WRITTEN REQUEST = Copy the entries below exactly. Images do not belong in the copy.
★ ★ ★ ★ ★
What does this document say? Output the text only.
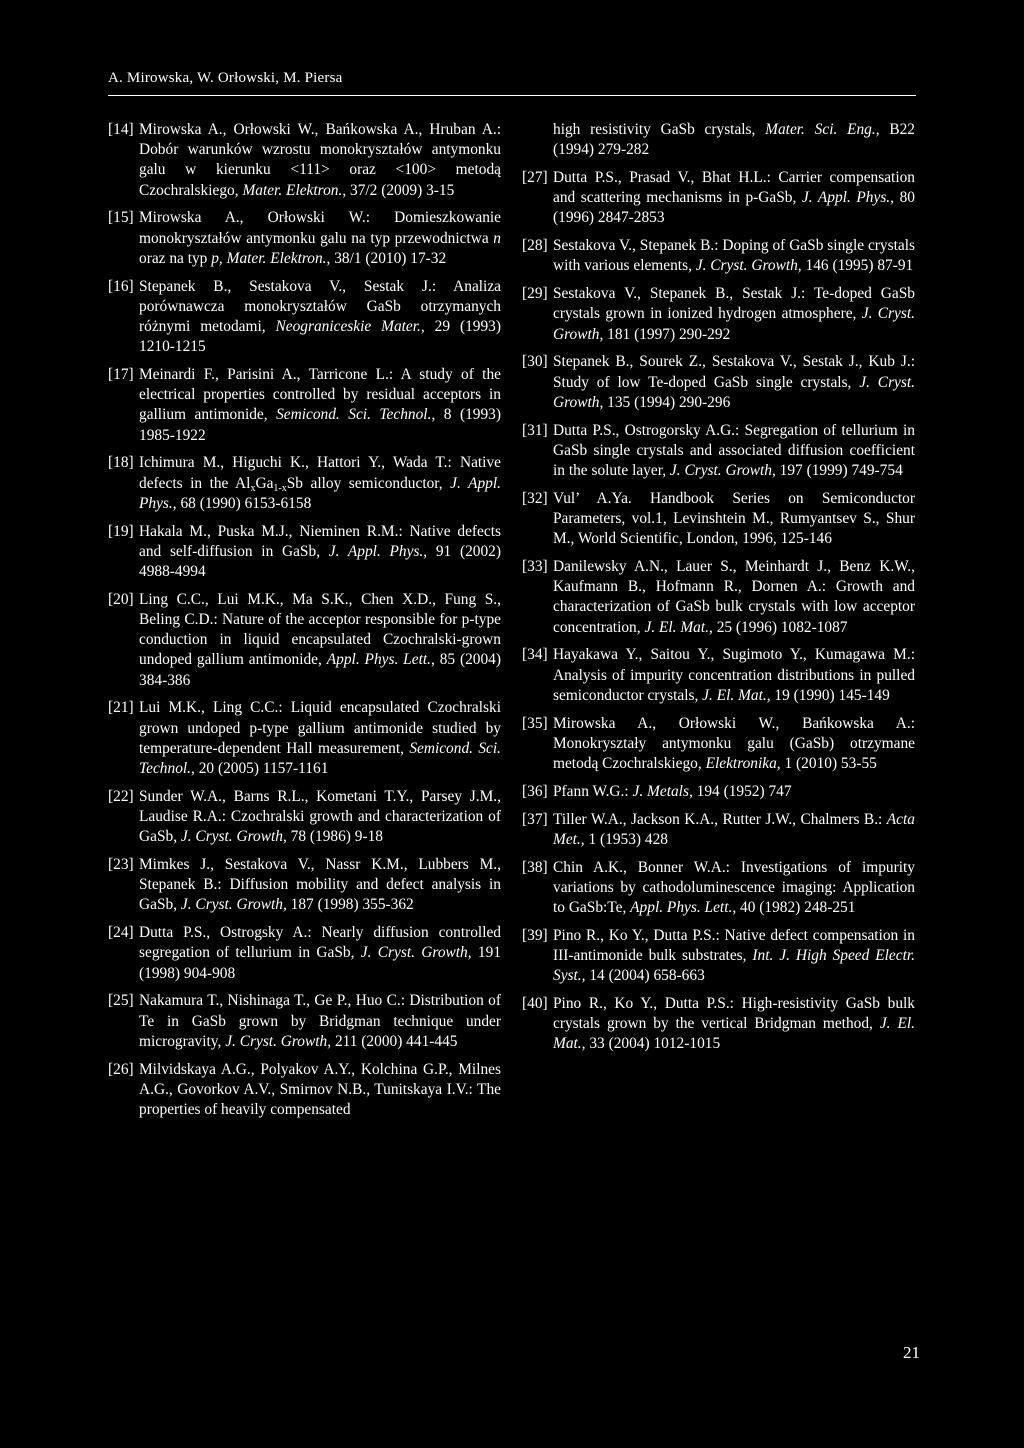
A. Mirowska, W. Orłowski, M. Piersa
[14] Mirowska A., Orłowski W., Bańkowska A., Hruban A.: Dobór warunków wzrostu monokryształów antymonku galu w kierunku <111> oraz <100> metodą Czochralskiego, Mater. Elektron., 37/2 (2009) 3-15
[15] Mirowska A., Orłowski W.: Domieszkowanie monokryształów antymonku galu na typ przewodnictwa n oraz na typ p, Mater. Elektron., 38/1 (2010) 17-32
[16] Stepanek B., Sestakova V., Sestak J.: Analiza porównawcza monokryształów GaSb otrzymanych różnymi metodami, Neograniceskie Mater., 29 (1993) 1210-1215
[17] Meinardi F., Parisini A., Tarricone L.: A study of the electrical properties controlled by residual acceptors in gallium antimonide, Semicond. Sci. Technol., 8 (1993) 1985-1922
[18] Ichimura M., Higuchi K., Hattori Y., Wada T.: Native defects in the $Al_xGa_{1-x}Sb$ alloy semiconductor, J. Appl. Phys., 68 (1990) 6153-6158
[19] Hakala M., Puska M.J., Nieminen R.M.: Native defects and self-diffusion in GaSb, J. Appl. Phys., 91 (2002) 4988-4994
[20] Ling C.C., Lui M.K., Ma S.K., Chen X.D., Fung S., Beling C.D.: Nature of the acceptor responsible for p-type conduction in liquid encapsulated Czochralski-grown undoped gallium antimonide, Appl. Phys. Lett., 85 (2004) 384-386
[21] Lui M.K., Ling C.C.: Liquid encapsulated Czochralski grown undoped p-type gallium antimonide studied by temperature-dependent Hall measurement, Semicond. Sci. Technol., 20 (2005) 1157-1161
[22] Sunder W.A., Barns R.L., Kometani T.Y., Parsey J.M., Laudise R.A.: Czochralski growth and characterization of GaSb, J. Cryst. Growth, 78 (1986) 9-18
[23] Mimkes J., Sestakova V., Nassr K.M., Lubbers M., Stepanek B.: Diffusion mobility and defect analysis in GaSb, J. Cryst. Growth, 187 (1998) 355-362
[24] Dutta P.S., Ostrogsky A.: Nearly diffusion controlled segregation of tellurium in GaSb, J. Cryst. Growth, 191 (1998) 904-908
[25] Nakamura T., Nishinaga T., Ge P., Huo C.: Distribution of Te in GaSb grown by Bridgman technique under microgravity, J. Cryst. Growth, 211 (2000) 441-445
[26] Milvidskaya A.G., Polyakov A.Y., Kolchina G.P., Milnes A.G., Govorkov A.V., Smirnov N.B., Tunitskaya I.V.: The properties of heavily compensated
high resistivity GaSb crystals, Mater. Sci. Eng., B22 (1994) 279-282
[27] Dutta P.S., Prasad V., Bhat H.L.: Carrier compensation and scattering mechanisms in p-GaSb, J. Appl. Phys., 80 (1996) 2847-2853
[28] Sestakova V., Stepanek B.: Doping of GaSb single crystals with various elements, J. Cryst. Growth, 146 (1995) 87-91
[29] Sestakova V., Stepanek B., Sestak J.: Te-doped GaSb crystals grown in ionized hydrogen atmosphere, J. Cryst. Growth, 181 (1997) 290-292
[30] Stepanek B., Sourek Z., Sestakova V., Sestak J., Kub J.: Study of low Te-doped GaSb single crystals, J. Cryst. Growth, 135 (1994) 290-296
[31] Dutta P.S., Ostrogorsky A.G.: Segregation of tellurium in GaSb single crystals and associated diffusion coefficient in the solute layer, J. Cryst. Growth, 197 (1999) 749-754
[32] Vul’ A.Ya. Handbook Series on Semiconductor Parameters, vol.1, Levinshtein M., Rumyantsev S., Shur M., World Scientific, London, 1996, 125-146
[33] Danilewsky A.N., Lauer S., Meinhardt J., Benz K.W., Kaufmann B., Hofmann R., Dornen A.: Growth and characterization of GaSb bulk crystals with low acceptor concentration, J. El. Mat., 25 (1996) 1082-1087
[34] Hayakawa Y., Saitou Y., Sugimoto Y., Kumagawa M.: Analysis of impurity concentration distributions in pulled semiconductor crystals, J. El. Mat., 19 (1990) 145-149
[35] Mirowska A., Orłowski W., Bańkowska A.: Monokryształy antymonku galu (GaSb) otrzymane metodą Czochralskiego, Elektronika, 1 (2010) 53-55
[36] Pfann W.G.: J. Metals, 194 (1952) 747
[37] Tiller W.A., Jackson K.A., Rutter J.W., Chalmers B.: Acta Met., 1 (1953) 428
[38] Chin A.K., Bonner W.A.: Investigations of impurity variations by cathodoluminescence imaging: Application to GaSb:Te, Appl. Phys. Lett., 40 (1982) 248-251
[39] Pino R., Ko Y., Dutta P.S.: Native defect compensation in III-antimonide bulk substrates, Int. J. High Speed Electr. Syst., 14 (2004) 658-663
[40] Pino R., Ko Y., Dutta P.S.: High-resistivity GaSb bulk crystals grown by the vertical Bridgman method, J. El. Mat., 33 (2004) 1012-1015
21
★ ★ ★ ★ ★
RESPONSE TO THE EXERCISE =
What does this document say? Output the text only.
A. Mirowska, W. Orłowski, M. Piersa
[14] Mirowska A., Orłowski W., Bańkowska A., Hruban A.: Dobór warunków wzrostu monokryształów antymonku galu w kierunku <111> oraz <100> metodą Czochralskiego, Mater. Elektron., 37/2 (2009) 3-15
[15] Mirowska A., Orłowski W.: Domieszkowanie monokryształów antymonku galu na typ przewodnictwa n oraz na typ p, Mater. Elektron., 38/1 (2010) 17-32
[16] Stepanek B., Sestakova V., Sestak J.: Analiza porównawcza monokryształów GaSb otrzymanych różnymi metodami, Neograniceskie Mater., 29 (1993) 1210-1215
[17] Meinardi F., Parisini A., Tarricone L.: A study of the electrical properties controlled by residual acceptors in gallium antimonide, Semicond. Sci. Technol., 8 (1993) 1985-1922
[18] Ichimura M., Higuchi K., Hattori Y., Wada T.: Native defects in the $Al_xGa_{1-x}Sb$ alloy semiconductor, J. Appl. Phys., 68 (1990) 6153-6158
[19] Hakala M., Puska M.J., Nieminen R.M.: Native defects and self-diffusion in GaSb, J. Appl. Phys., 91 (2002) 4988-4994
[20] Ling C.C., Lui M.K., Ma S.K., Chen X.D., Fung S., Beling C.D.: Nature of the acceptor responsible for p-type conduction in liquid encapsulated Czochralski-grown undoped gallium antimonide, Appl. Phys. Lett., 85 (2004) 384-386
[21] Lui M.K., Ling C.C.: Liquid encapsulated Czochralski grown undoped p-type gallium antimonide studied by temperature-dependent Hall measurement, Semicond. Sci. Technol., 20 (2005) 1157-1161
[22] Sunder W.A., Barns R.L., Kometani T.Y., Parsey J.M., Laudise R.A.: Czochralski growth and characterization of GaSb, J. Cryst. Growth, 78 (1986) 9-18
[23] Mimkes J., Sestakova V., Nassr K.M., Lubbers M., Stepanek B.: Diffusion mobility and defect analysis in GaSb, J. Cryst. Growth, 187 (1998) 355-362
[24] Dutta P.S., Ostrogsky A.: Nearly diffusion controlled segregation of tellurium in GaSb, J. Cryst. Growth, 191 (1998) 904-908
[25] Nakamura T., Nishinaga T., Ge P., Huo C.: Distribution of Te in GaSb grown by Bridgman technique under microgravity, J. Cryst. Growth, 211 (2000) 441-445
[26] Milvidskaya A.G., Polyakov A.Y., Kolchina G.P., Milnes A.G., Govorkov A.V., Smirnov N.B., Tunitskaya I.V.: The properties of heavily compensated
high resistivity GaSb crystals, Mater. Sci. Eng., B22 (1994) 279-282
[27] Dutta P.S., Prasad V., Bhat H.L.: Carrier compensation and scattering mechanisms in p-GaSb, J. Appl. Phys., 80 (1996) 2847-2853
[28] Sestakova V., Stepanek B.: Doping of GaSb single crystals with various elements, J. Cryst. Growth, 146 (1995) 87-91
[29] Sestakova V., Stepanek B., Sestak J.: Te-doped GaSb crystals grown in ionized hydrogen atmosphere, J. Cryst. Growth, 181 (1997) 290-292
[30] Stepanek B., Sourek Z., Sestakova V., Sestak J., Kub J.: Study of low Te-doped GaSb single crystals, J. Cryst. Growth, 135 (1994) 290-296
[31] Dutta P.S., Ostrogorsky A.G.: Segregation of tellurium in GaSb single crystals and associated diffusion coefficient in the solute layer, J. Cryst. Growth, 197 (1999) 749-754
[32] Vul’ A.Ya. Handbook Series on Semiconductor Parameters, vol.1, Levinshtein M., Rumyantsev S., Shur M., World Scientific, London, 1996, 125-146
[33] Danilewsky A.N., Lauer S., Meinhardt J., Benz K.W., Kaufmann B., Hofmann R., Dornen A.: Growth and characterization of GaSb bulk crystals with low acceptor concentration, J. El. Mat., 25 (1996) 1082-1087
[34] Hayakawa Y., Saitou Y., Sugimoto Y., Kumagawa M.: Analysis of impurity concentration distributions in pulled semiconductor crystals, J. El. Mat., 19 (1990) 145-149
[35] Mirowska A., Orłowski W., Bańkowska A.: Monokryształy antymonku galu (GaSb) otrzymane metodą Czochralskiego, Elektronika, 1 (2010) 53-55
[36] Pfann W.G.: J. Metals, 194 (1952) 747
[37] Tiller W.A., Jackson K.A., Rutter J.W., Chalmers B.: Acta Met., 1 (1953) 428
[38] Chin A.K., Bonner W.A.: Investigations of impurity variations by cathodoluminescence imaging: Application to GaSb:Te, Appl. Phys. Lett., 40 (1982) 248-251
[39] Pino R., Ko Y., Dutta P.S.: Native defect compensation in III-antimonide bulk substrates, Int. J. High Speed Electr. Syst., 14 (2004) 658-663
[40] Pino R., Ko Y., Dutta P.S.: High-resistivity GaSb bulk crystals grown by the vertical Bridgman method, J. El. Mat., 33 (2004) 1012-1015
21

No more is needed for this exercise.